Pull out each line of the data that includes the word "this".
** Start INPUT ROWS **
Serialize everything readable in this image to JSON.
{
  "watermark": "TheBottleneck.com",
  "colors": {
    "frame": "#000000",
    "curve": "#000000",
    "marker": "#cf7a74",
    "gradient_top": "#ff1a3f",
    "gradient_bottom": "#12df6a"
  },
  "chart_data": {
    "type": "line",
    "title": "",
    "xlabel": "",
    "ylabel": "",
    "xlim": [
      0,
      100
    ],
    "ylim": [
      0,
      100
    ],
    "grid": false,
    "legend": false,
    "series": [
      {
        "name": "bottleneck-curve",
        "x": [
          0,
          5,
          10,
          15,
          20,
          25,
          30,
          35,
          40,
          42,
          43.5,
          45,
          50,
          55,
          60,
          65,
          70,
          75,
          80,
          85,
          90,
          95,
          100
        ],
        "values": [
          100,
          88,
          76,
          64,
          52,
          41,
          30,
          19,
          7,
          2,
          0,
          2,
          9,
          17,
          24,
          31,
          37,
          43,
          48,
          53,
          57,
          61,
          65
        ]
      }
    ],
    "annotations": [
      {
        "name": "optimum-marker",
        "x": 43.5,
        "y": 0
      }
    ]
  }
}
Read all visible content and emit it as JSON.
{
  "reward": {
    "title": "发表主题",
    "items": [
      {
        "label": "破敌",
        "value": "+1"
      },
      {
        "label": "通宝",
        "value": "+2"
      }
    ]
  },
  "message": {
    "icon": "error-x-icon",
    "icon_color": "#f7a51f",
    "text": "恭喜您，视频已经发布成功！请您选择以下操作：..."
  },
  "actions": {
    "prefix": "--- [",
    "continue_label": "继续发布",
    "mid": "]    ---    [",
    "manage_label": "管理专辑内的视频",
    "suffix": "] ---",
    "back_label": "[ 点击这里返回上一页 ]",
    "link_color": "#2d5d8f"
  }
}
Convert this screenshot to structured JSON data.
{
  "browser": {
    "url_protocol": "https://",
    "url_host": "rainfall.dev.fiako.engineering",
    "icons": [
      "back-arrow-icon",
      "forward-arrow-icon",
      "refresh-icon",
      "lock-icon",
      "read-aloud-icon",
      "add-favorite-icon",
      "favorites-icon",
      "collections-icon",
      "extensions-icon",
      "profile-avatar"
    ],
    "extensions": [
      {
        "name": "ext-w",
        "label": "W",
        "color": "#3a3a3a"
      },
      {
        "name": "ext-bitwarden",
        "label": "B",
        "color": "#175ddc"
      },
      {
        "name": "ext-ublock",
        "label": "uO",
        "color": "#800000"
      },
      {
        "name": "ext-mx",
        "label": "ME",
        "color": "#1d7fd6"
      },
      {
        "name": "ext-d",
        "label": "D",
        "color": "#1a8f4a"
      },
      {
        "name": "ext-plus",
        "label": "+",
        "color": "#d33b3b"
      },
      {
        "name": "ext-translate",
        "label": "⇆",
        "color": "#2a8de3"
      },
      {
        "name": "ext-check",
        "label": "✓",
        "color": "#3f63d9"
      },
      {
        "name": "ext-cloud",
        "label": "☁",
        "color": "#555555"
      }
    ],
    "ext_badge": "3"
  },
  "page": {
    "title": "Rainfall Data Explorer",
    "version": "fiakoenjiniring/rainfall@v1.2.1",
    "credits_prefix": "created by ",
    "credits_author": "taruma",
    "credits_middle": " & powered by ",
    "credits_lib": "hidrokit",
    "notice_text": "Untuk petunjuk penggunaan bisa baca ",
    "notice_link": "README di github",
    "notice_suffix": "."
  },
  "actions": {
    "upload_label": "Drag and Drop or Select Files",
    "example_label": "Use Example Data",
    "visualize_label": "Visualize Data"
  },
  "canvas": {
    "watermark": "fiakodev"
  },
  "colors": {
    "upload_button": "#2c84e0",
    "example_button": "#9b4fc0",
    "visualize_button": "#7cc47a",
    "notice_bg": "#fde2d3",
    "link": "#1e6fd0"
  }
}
** End INPUT ROWS **
* EXERCISE SOLUTION:
Serialize everything readable in this image to JSON.
Convert this screenshot to structured JSON data.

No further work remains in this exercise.